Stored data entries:
-- Begin --
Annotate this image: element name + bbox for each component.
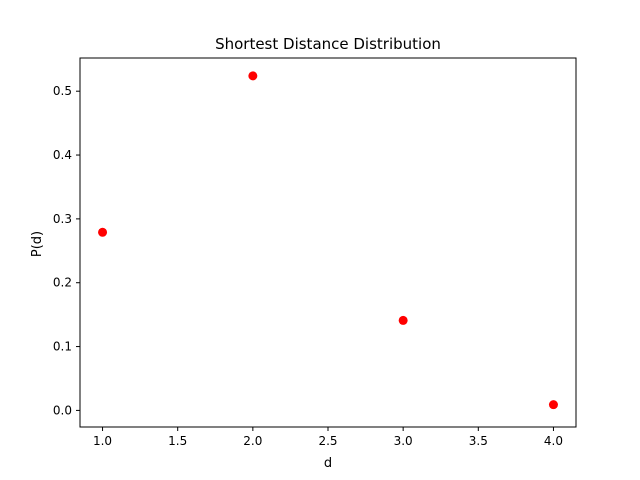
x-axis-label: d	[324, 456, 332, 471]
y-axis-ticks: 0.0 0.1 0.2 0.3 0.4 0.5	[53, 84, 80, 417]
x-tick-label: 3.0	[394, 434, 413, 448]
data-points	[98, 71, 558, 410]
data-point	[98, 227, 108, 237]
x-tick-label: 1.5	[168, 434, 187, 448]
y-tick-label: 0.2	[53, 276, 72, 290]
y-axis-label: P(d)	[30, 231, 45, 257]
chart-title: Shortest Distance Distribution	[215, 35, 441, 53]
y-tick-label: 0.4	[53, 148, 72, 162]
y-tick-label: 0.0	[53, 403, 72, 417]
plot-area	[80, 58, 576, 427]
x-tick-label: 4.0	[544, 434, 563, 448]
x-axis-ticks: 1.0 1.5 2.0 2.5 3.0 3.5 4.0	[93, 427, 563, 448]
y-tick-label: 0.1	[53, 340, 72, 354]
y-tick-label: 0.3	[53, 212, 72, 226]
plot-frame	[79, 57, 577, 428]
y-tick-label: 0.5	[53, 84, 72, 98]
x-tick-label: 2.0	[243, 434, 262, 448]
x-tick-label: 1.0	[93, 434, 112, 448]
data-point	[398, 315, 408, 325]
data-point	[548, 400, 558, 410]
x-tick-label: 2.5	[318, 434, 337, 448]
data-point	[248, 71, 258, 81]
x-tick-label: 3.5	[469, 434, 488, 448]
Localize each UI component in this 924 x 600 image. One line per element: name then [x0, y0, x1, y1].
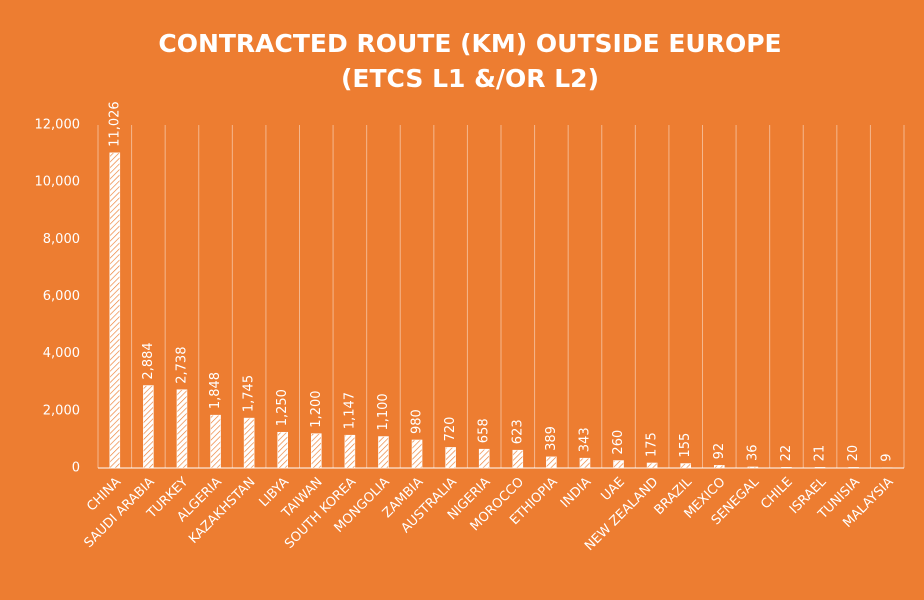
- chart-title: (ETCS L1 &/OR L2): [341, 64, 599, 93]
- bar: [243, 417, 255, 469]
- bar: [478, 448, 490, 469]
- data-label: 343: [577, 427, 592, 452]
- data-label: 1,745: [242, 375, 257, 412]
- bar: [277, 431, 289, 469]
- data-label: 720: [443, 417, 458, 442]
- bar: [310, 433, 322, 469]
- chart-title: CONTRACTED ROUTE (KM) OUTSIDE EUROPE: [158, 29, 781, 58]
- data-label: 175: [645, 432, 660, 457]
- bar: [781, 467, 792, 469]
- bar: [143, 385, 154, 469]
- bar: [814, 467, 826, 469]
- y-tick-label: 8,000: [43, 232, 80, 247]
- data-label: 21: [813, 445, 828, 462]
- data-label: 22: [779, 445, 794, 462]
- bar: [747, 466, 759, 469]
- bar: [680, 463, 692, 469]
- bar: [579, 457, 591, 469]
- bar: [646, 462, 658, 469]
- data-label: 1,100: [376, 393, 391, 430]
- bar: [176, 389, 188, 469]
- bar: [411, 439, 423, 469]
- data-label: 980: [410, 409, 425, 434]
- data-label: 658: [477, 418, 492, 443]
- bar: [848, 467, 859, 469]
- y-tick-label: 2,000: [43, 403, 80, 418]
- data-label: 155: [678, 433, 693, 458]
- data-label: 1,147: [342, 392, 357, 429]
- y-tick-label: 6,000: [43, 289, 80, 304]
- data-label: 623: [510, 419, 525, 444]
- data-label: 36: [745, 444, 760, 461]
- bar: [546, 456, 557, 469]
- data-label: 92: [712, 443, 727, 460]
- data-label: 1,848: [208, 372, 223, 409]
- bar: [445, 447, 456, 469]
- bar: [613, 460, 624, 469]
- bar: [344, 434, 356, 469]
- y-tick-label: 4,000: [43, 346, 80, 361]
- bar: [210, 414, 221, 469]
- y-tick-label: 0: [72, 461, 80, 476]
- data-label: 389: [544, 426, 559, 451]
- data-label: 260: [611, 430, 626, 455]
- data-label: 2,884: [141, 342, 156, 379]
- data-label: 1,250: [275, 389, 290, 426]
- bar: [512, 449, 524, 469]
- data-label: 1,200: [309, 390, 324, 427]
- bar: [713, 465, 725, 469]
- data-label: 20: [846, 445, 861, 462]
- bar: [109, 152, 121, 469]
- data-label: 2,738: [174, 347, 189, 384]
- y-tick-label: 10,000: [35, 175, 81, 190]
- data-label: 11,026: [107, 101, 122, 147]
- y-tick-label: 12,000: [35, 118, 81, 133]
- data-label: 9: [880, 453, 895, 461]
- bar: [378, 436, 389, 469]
-- End --
-- Begin --
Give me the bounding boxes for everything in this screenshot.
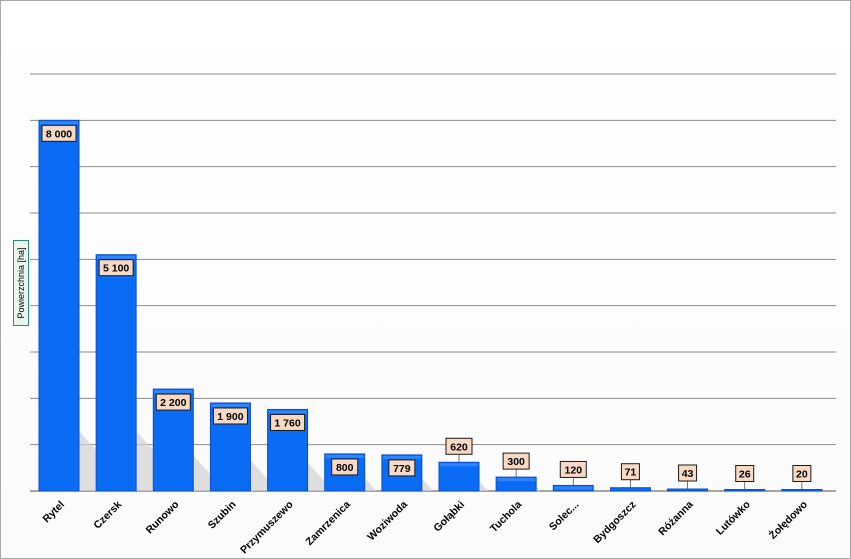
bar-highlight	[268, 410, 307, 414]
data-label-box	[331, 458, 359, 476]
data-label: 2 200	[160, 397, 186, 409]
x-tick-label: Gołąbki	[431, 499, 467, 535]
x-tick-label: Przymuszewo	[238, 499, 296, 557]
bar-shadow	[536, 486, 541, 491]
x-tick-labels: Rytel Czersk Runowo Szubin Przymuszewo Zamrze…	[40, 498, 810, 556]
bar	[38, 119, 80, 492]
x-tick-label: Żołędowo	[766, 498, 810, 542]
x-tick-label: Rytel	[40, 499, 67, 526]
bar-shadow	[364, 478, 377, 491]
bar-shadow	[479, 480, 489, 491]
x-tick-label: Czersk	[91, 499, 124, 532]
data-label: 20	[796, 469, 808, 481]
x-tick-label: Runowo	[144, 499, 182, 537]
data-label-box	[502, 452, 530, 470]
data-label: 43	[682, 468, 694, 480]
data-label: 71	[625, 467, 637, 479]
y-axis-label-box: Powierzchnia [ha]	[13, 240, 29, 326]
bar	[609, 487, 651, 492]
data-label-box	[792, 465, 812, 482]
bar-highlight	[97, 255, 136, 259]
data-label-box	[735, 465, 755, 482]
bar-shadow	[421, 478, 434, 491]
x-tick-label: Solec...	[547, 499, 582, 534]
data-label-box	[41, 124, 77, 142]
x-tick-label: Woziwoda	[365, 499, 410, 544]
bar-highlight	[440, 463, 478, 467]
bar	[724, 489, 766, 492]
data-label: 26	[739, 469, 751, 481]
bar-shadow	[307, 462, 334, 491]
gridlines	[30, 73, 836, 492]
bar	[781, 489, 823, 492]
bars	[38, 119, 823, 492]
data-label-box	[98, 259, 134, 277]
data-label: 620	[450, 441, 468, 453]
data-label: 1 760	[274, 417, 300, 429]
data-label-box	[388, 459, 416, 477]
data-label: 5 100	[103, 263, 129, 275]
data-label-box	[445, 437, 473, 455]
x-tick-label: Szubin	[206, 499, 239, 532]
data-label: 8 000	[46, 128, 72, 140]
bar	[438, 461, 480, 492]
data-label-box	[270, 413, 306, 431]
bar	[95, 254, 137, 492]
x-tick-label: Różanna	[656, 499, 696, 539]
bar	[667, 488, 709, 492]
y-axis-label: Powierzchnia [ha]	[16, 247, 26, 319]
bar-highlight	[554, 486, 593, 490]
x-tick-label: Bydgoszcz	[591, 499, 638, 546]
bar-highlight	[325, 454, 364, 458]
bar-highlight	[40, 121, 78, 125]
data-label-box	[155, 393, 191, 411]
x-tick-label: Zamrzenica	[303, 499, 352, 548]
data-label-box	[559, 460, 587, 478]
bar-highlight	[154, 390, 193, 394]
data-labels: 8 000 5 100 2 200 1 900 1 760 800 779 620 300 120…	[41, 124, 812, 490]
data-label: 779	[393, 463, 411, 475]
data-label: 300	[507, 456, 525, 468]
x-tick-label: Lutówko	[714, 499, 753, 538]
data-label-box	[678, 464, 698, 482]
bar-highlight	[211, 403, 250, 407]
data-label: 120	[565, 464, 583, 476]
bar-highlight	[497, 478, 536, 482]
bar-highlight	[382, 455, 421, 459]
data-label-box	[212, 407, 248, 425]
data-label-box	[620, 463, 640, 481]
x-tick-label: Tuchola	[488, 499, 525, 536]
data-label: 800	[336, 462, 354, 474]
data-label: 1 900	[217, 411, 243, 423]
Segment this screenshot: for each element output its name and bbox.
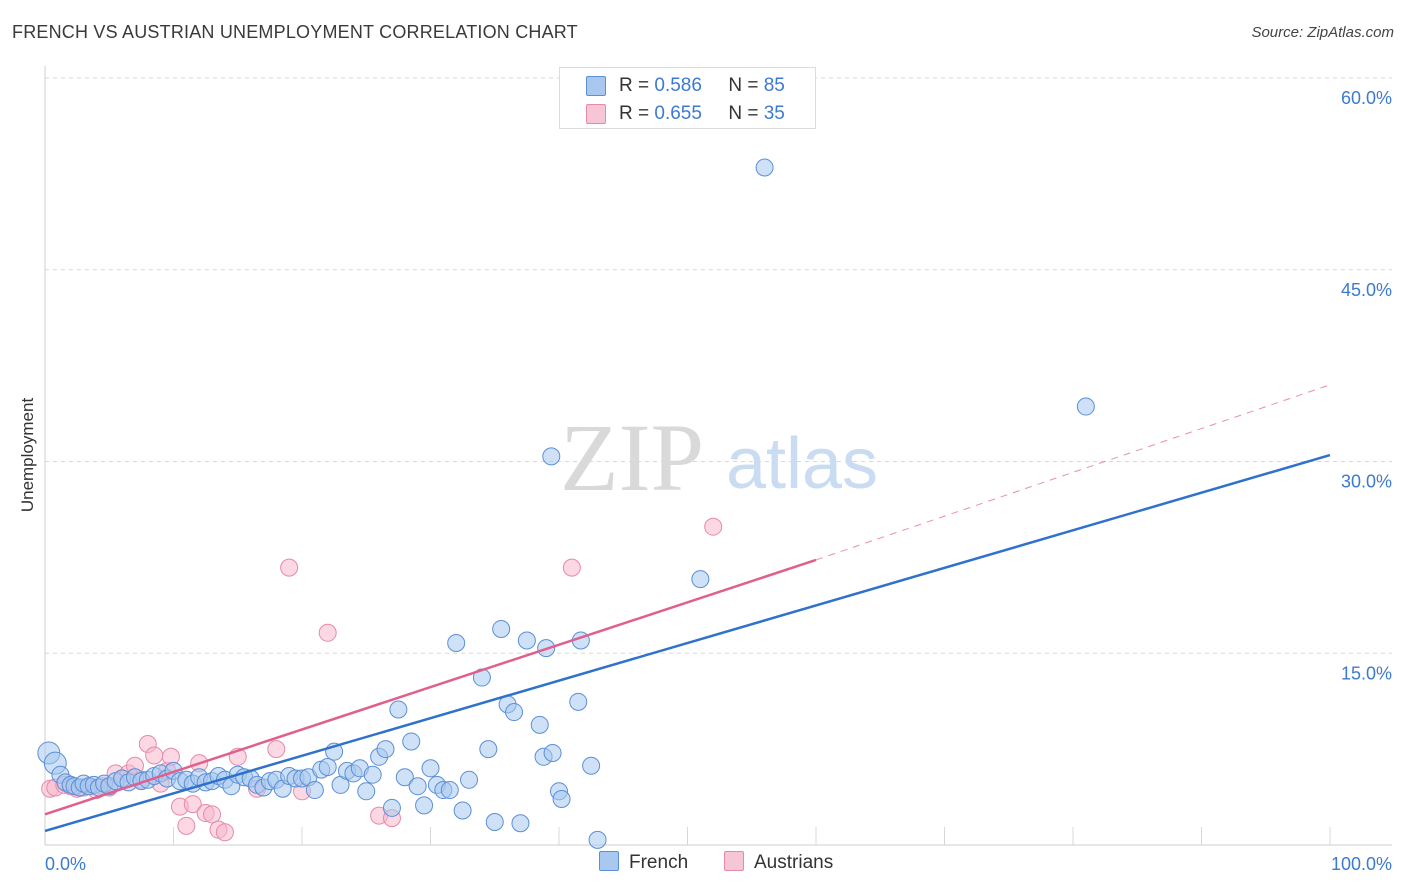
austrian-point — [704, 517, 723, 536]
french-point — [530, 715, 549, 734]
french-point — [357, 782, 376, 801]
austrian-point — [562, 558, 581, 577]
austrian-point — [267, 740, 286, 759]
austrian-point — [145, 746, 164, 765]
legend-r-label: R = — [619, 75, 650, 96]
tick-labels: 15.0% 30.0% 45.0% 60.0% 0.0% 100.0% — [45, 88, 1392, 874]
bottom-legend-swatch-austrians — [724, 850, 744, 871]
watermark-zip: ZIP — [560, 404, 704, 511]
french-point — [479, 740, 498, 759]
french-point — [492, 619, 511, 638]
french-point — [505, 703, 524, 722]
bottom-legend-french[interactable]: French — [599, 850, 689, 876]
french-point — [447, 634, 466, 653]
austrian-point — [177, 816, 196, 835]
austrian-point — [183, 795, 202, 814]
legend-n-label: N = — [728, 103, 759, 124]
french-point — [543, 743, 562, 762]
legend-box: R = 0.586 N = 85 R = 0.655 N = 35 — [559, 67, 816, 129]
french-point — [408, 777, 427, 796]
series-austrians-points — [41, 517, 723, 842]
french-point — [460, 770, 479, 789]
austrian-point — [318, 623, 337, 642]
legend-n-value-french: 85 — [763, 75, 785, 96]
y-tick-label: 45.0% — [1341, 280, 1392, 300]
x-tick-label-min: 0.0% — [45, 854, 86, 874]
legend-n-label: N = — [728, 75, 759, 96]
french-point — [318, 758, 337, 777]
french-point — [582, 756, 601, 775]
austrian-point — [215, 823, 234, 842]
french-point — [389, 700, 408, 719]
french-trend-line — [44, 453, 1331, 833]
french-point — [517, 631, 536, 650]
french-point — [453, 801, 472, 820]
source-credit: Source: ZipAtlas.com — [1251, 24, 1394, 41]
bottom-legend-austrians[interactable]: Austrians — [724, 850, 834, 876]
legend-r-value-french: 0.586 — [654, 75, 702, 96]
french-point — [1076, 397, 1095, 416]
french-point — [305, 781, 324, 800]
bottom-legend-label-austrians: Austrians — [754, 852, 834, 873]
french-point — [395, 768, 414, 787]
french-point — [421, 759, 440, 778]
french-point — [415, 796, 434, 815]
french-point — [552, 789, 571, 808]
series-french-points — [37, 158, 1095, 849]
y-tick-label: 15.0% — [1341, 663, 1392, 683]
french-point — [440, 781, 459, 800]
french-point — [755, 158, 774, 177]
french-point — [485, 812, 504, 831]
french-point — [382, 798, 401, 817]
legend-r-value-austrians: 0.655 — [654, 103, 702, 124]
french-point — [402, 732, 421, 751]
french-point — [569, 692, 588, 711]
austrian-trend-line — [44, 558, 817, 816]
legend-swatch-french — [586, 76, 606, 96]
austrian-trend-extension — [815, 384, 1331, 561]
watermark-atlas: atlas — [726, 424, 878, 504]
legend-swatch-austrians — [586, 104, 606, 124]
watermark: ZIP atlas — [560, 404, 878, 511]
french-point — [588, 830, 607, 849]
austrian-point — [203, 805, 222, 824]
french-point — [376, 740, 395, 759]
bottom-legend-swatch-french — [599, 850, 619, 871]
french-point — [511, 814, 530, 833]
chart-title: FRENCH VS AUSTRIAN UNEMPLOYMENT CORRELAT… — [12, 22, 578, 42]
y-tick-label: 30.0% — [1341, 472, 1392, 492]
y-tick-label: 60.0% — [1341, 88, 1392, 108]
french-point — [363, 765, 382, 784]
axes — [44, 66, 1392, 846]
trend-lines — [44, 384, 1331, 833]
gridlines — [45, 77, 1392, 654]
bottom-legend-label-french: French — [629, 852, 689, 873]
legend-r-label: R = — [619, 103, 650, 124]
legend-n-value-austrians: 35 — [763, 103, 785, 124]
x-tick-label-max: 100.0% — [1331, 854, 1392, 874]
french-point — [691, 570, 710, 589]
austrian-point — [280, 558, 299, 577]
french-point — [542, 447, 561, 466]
-- End --
Short problem:
Reproduce the lines of the records starting at the line that contains "- chart-title: (ETCS" and ending at the line that contains "- bar: [378, 436, 389, 469]", swapping every "data-label" for "value-label" and changing nothing else.

Final answer:
- chart-title: (ETCS L1 &/OR L2): [341, 64, 599, 93]
- bar: [243, 417, 255, 469]
- bar: [478, 448, 490, 469]
- value-label: 343: [577, 427, 592, 452]
- value-label: 1,745: [242, 375, 257, 412]
- bar: [277, 431, 289, 469]
- value-label: 720: [443, 417, 458, 442]
- bar: [310, 433, 322, 469]
- chart-title: CONTRACTED ROUTE (KM) OUTSIDE EUROPE: [158, 29, 781, 58]
- value-label: 175: [645, 432, 660, 457]
- bar: [781, 467, 792, 469]
- bar: [143, 385, 154, 469]
- bar: [814, 467, 826, 469]
- y-tick-label: 8,000: [43, 232, 80, 247]
- value-label: 21: [813, 445, 828, 462]
- value-label: 22: [779, 445, 794, 462]
- bar: [747, 466, 759, 469]
- bar: [680, 463, 692, 469]
- bar: [579, 457, 591, 469]
- bar: [646, 462, 658, 469]
- value-label: 1,100: [376, 393, 391, 430]
- bar: [176, 389, 188, 469]
- bar: [411, 439, 423, 469]
- value-label: 980: [410, 409, 425, 434]
- value-label: 658: [477, 418, 492, 443]
- bar: [848, 467, 859, 469]
- y-tick-label: 2,000: [43, 403, 80, 418]
- value-label: 155: [678, 433, 693, 458]
- value-label: 1,147: [342, 392, 357, 429]
- y-tick-label: 6,000: [43, 289, 80, 304]
- value-label: 623: [510, 419, 525, 444]
- value-label: 36: [745, 444, 760, 461]
- bar: [546, 456, 557, 469]
- value-label: 92: [712, 443, 727, 460]
- value-label: 1,848: [208, 372, 223, 409]
- bar: [445, 447, 456, 469]
- bar: [613, 460, 624, 469]
- bar: [344, 434, 356, 469]
- y-tick-label: 4,000: [43, 346, 80, 361]
- bar: [210, 414, 221, 469]
- y-tick-label: 0: [72, 461, 80, 476]
- value-label: 389: [544, 426, 559, 451]
- value-label: 260: [611, 430, 626, 455]
- value-label: 2,884: [141, 342, 156, 379]
- value-label: 1,250: [275, 389, 290, 426]
- bar: [512, 449, 524, 469]
- value-label: 1,200: [309, 390, 324, 427]
- bar: [713, 465, 725, 469]
- value-label: 20: [846, 445, 861, 462]
- bar: [109, 152, 121, 469]
- value-label: 2,738: [174, 347, 189, 384]
- y-tick-label: 10,000: [35, 175, 81, 190]
- value-label: 11,026: [107, 101, 122, 147]
- y-tick-label: 12,000: [35, 118, 81, 133]
- value-label: 9: [880, 453, 895, 461]
- bar: [378, 436, 389, 469]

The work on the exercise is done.